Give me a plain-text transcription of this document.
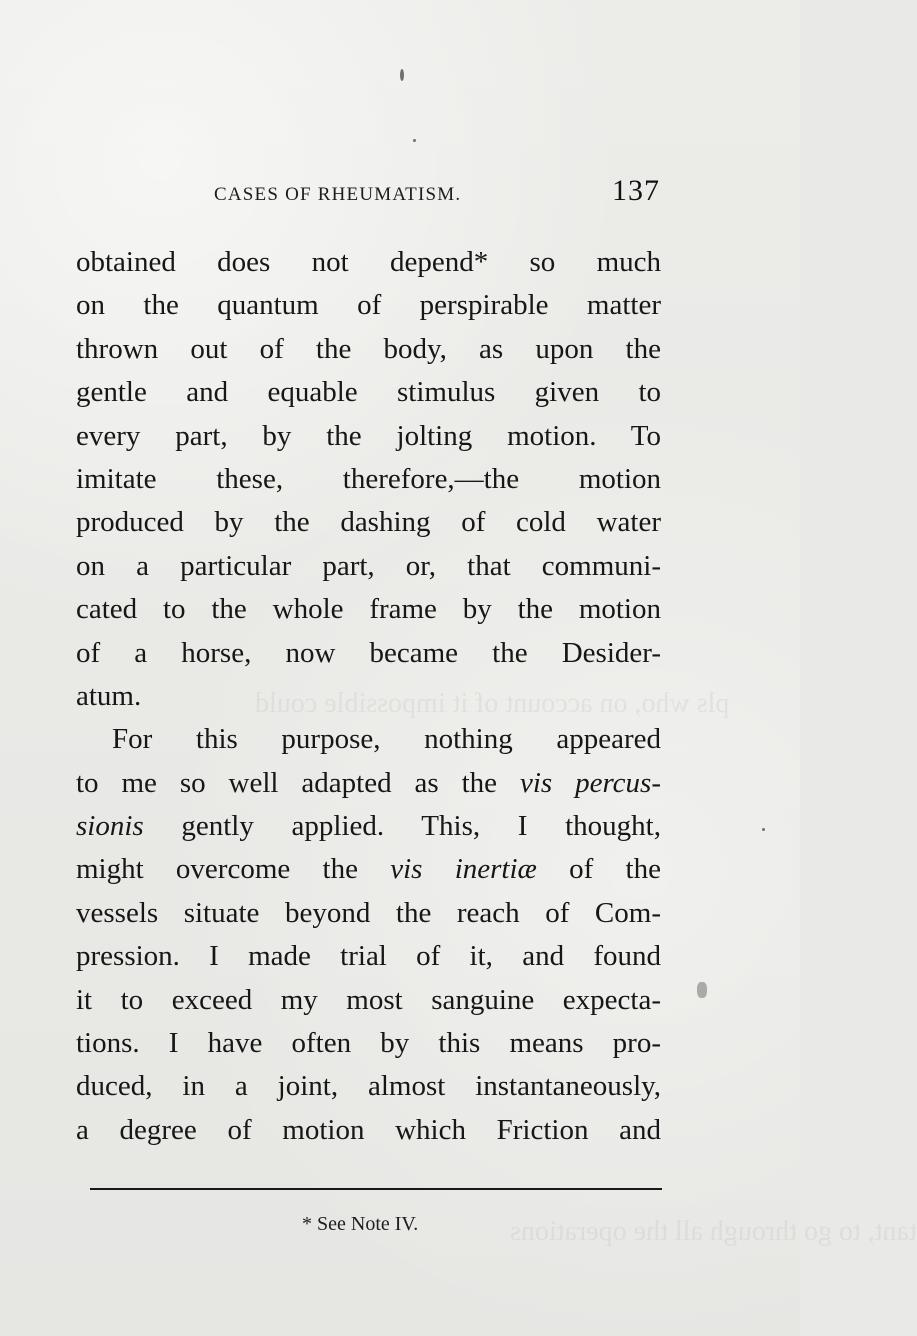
pls who, on account of it impossible could
tant, to go through all the operations
CASES OF RHEUMATISM.	137
obtained does not depend* so much
on the quantum of perspirable matter
thrown out of the body, as upon the
gentle and equable stimulus given to
every part, by the jolting motion. To
imitate these, therefore,—the motion
produced by the dashing of cold water
on a particular part, or, that communi-
cated to the whole frame by the motion
of a horse, now became the Desider-
atum.
For this purpose, nothing appeared
to me so well adapted as the vis percus-
sionis gently applied. This, I thought,
might overcome the vis inertiæ of the
vessels situate beyond the reach of Com-
pression. I made trial of it, and found
it to exceed my most sanguine expecta-
tions. I have often by this means pro-
duced, in a joint, almost instantaneously,
a degree of motion which Friction and
* See Note IV.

###

__AIM__
Report how many lines in the records hold the word "motion", giving the number and nothing else.

__REPLY TO THE TASK__
4